» **Problem details**: Write out each line of the listing as it stands, without the images.

» **Records shown**:
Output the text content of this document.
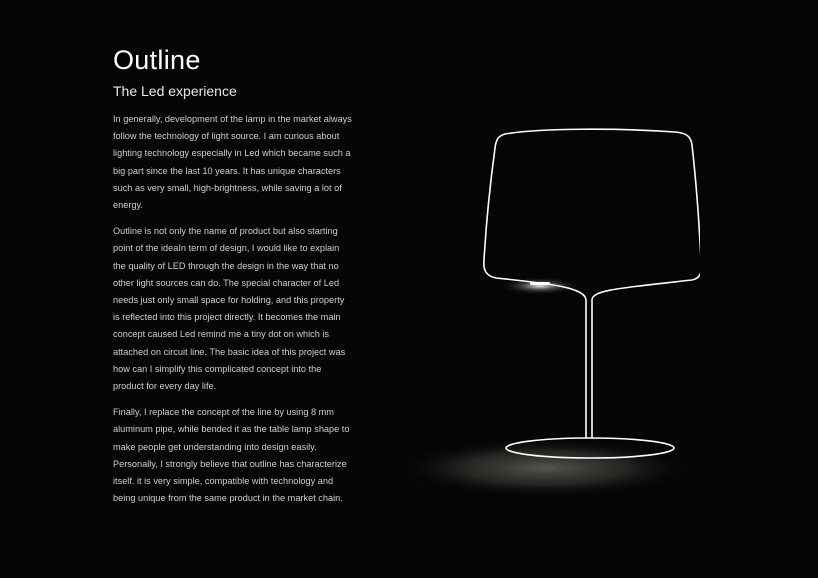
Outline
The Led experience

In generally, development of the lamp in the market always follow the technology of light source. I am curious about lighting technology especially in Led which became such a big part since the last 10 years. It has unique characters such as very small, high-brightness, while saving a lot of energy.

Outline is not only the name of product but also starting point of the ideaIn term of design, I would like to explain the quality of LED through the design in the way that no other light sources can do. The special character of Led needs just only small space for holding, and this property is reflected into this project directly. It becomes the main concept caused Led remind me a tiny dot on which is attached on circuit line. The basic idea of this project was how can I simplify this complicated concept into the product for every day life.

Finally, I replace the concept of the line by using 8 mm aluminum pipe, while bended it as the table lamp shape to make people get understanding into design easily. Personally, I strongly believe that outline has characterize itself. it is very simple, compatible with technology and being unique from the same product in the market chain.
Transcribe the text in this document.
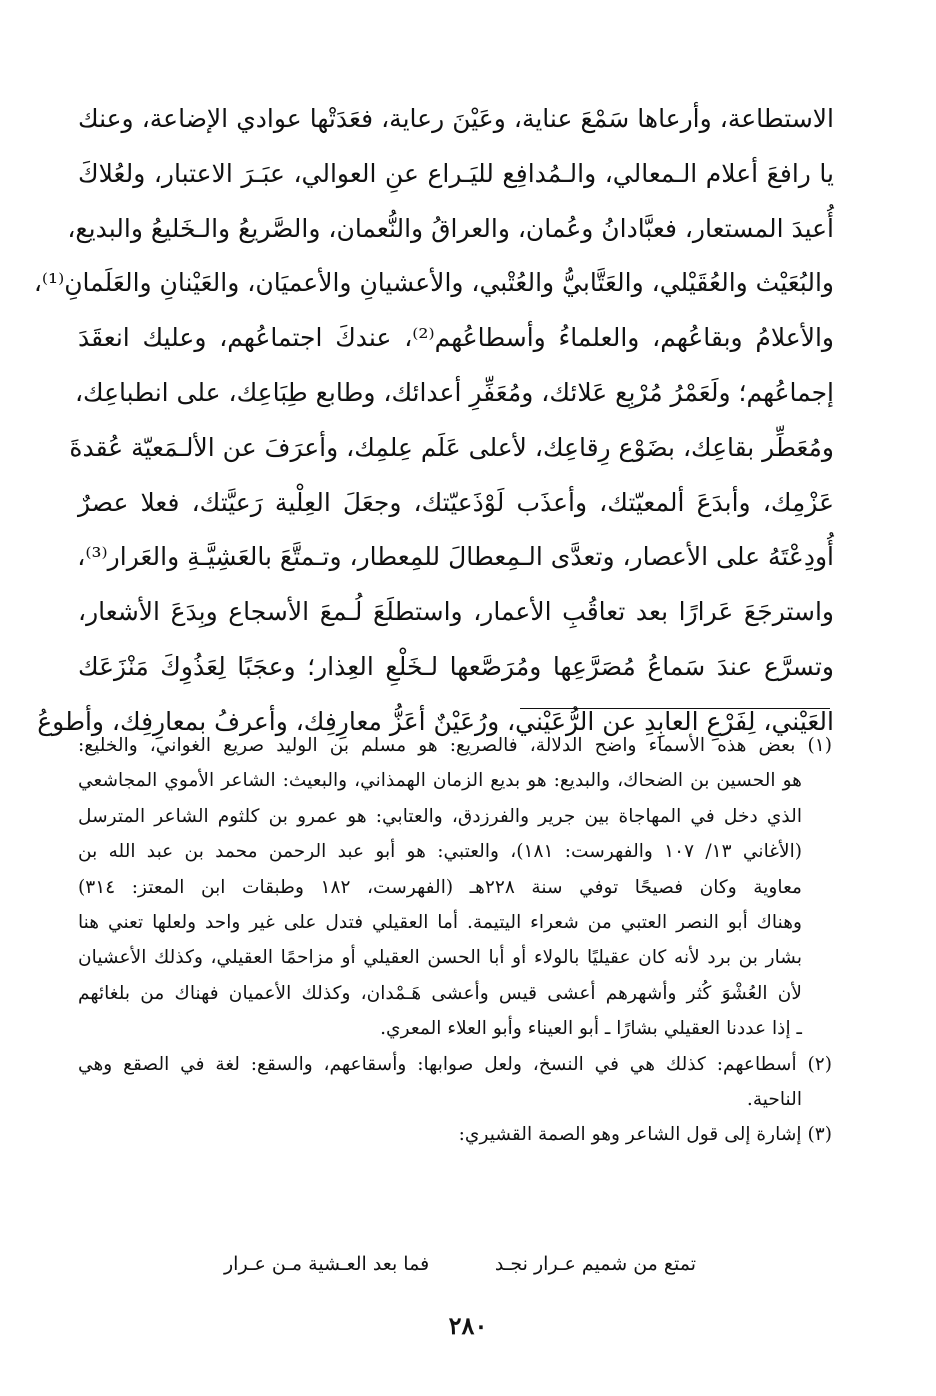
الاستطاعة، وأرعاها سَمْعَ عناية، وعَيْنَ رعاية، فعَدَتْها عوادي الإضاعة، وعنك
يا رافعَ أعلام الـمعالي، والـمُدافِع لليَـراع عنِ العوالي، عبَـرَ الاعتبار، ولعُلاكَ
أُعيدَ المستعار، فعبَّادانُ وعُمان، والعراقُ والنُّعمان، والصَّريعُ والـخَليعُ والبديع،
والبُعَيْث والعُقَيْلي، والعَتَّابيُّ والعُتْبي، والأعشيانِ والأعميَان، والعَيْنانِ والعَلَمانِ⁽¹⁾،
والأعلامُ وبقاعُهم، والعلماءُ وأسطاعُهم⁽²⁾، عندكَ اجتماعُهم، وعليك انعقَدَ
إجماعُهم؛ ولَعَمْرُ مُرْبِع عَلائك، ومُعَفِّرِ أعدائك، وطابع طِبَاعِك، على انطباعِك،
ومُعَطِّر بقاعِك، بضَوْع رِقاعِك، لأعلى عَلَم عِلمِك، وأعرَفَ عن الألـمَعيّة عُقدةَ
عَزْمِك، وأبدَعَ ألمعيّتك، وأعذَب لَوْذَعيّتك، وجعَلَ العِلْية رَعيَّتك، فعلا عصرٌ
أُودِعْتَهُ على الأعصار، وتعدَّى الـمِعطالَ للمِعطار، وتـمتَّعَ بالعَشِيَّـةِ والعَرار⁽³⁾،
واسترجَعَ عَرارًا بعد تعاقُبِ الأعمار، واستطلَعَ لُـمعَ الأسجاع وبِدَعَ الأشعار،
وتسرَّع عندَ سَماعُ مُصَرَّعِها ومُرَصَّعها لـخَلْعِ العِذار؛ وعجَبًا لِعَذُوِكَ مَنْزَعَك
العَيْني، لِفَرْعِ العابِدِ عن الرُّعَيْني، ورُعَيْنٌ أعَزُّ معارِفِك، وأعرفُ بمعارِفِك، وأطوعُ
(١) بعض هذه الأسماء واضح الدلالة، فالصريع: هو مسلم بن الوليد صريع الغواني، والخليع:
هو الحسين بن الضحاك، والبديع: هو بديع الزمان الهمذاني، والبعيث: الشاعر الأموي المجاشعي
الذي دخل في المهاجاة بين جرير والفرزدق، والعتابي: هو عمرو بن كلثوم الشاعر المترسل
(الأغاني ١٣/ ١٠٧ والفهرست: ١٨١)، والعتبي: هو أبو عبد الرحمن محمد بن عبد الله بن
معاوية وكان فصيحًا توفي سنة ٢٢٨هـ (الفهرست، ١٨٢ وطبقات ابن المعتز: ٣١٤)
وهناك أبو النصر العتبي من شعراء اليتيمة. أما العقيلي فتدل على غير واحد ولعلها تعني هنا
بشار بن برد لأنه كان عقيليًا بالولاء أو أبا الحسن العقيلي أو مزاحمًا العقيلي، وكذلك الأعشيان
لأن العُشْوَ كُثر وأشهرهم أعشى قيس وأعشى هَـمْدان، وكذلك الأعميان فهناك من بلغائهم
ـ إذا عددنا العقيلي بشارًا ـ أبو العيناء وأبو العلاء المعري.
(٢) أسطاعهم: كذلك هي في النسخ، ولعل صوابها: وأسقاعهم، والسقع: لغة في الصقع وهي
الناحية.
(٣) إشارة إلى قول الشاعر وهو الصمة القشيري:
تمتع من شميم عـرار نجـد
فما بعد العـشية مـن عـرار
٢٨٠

» **Finished task**:
Output the text content of this document.
Outline
The Led experience

In generally, development of the lamp in the market always follow the technology of light source. I am curious about lighting technology especially in Led which became such a big part since the last 10 years. It has unique characters such as very small, high-brightness, while saving a lot of energy.

Outline is not only the name of product but also starting point of the ideaIn term of design, I would like to explain the quality of LED through the design in the way that no other light sources can do. The special character of Led needs just only small space for holding, and this property is reflected into this project directly. It becomes the main concept caused Led remind me a tiny dot on which is attached on circuit line. The basic idea of this project was how can I simplify this complicated concept into the product for every day life.

Finally, I replace the concept of the line by using 8 mm aluminum pipe, while bended it as the table lamp shape to make people get understanding into design easily. Personally, I strongly believe that outline has characterize itself. it is very simple, compatible with technology and being unique from the same product in the market chain.
Transcribe the text in this document.
الاستطاعة، وأرعاها سَمْعَ عناية، وعَيْنَ رعاية، فعَدَتْها عوادي الإضاعة، وعنك
يا رافعَ أعلام الـمعالي، والـمُدافِع لليَـراع عنِ العوالي، عبَـرَ الاعتبار، ولعُلاكَ
أُعيدَ المستعار، فعبَّادانُ وعُمان، والعراقُ والنُّعمان، والصَّريعُ والـخَليعُ والبديع،
والبُعَيْث والعُقَيْلي، والعَتَّابيُّ والعُتْبي، والأعشيانِ والأعميَان، والعَيْنانِ والعَلَمانِ⁽¹⁾،
والأعلامُ وبقاعُهم، والعلماءُ وأسطاعُهم⁽²⁾، عندكَ اجتماعُهم، وعليك انعقَدَ
إجماعُهم؛ ولَعَمْرُ مُرْبِع عَلائك، ومُعَفِّرِ أعدائك، وطابع طِبَاعِك، على انطباعِك،
ومُعَطِّر بقاعِك، بضَوْع رِقاعِك، لأعلى عَلَم عِلمِك، وأعرَفَ عن الألـمَعيّة عُقدةَ
عَزْمِك، وأبدَعَ ألمعيّتك، وأعذَب لَوْذَعيّتك، وجعَلَ العِلْية رَعيَّتك، فعلا عصرٌ
أُودِعْتَهُ على الأعصار، وتعدَّى الـمِعطالَ للمِعطار، وتـمتَّعَ بالعَشِيَّـةِ والعَرار⁽³⁾،
واسترجَعَ عَرارًا بعد تعاقُبِ الأعمار، واستطلَعَ لُـمعَ الأسجاع وبِدَعَ الأشعار،
وتسرَّع عندَ سَماعُ مُصَرَّعِها ومُرَصَّعها لـخَلْعِ العِذار؛ وعجَبًا لِعَذُوِكَ مَنْزَعَك
العَيْني، لِفَرْعِ العابِدِ عن الرُّعَيْني، ورُعَيْنٌ أعَزُّ معارِفِك، وأعرفُ بمعارِفِك، وأطوعُ
(١) بعض هذه الأسماء واضح الدلالة، فالصريع: هو مسلم بن الوليد صريع الغواني، والخليع:
هو الحسين بن الضحاك، والبديع: هو بديع الزمان الهمذاني، والبعيث: الشاعر الأموي المجاشعي
الذي دخل في المهاجاة بين جرير والفرزدق، والعتابي: هو عمرو بن كلثوم الشاعر المترسل
(الأغاني ١٣/ ١٠٧ والفهرست: ١٨١)، والعتبي: هو أبو عبد الرحمن محمد بن عبد الله بن
معاوية وكان فصيحًا توفي سنة ٢٢٨هـ (الفهرست، ١٨٢ وطبقات ابن المعتز: ٣١٤)
وهناك أبو النصر العتبي من شعراء اليتيمة. أما العقيلي فتدل على غير واحد ولعلها تعني هنا
بشار بن برد لأنه كان عقيليًا بالولاء أو أبا الحسن العقيلي أو مزاحمًا العقيلي، وكذلك الأعشيان
لأن العُشْوَ كُثر وأشهرهم أعشى قيس وأعشى هَـمْدان، وكذلك الأعميان فهناك من بلغائهم
ـ إذا عددنا العقيلي بشارًا ـ أبو العيناء وأبو العلاء المعري.
(٢) أسطاعهم: كذلك هي في النسخ، ولعل صوابها: وأسقاعهم، والسقع: لغة في الصقع وهي
الناحية.
(٣) إشارة إلى قول الشاعر وهو الصمة القشيري:
تمتع من شميم عـرار نجـد
فما بعد العـشية مـن عـرار
٢٨٠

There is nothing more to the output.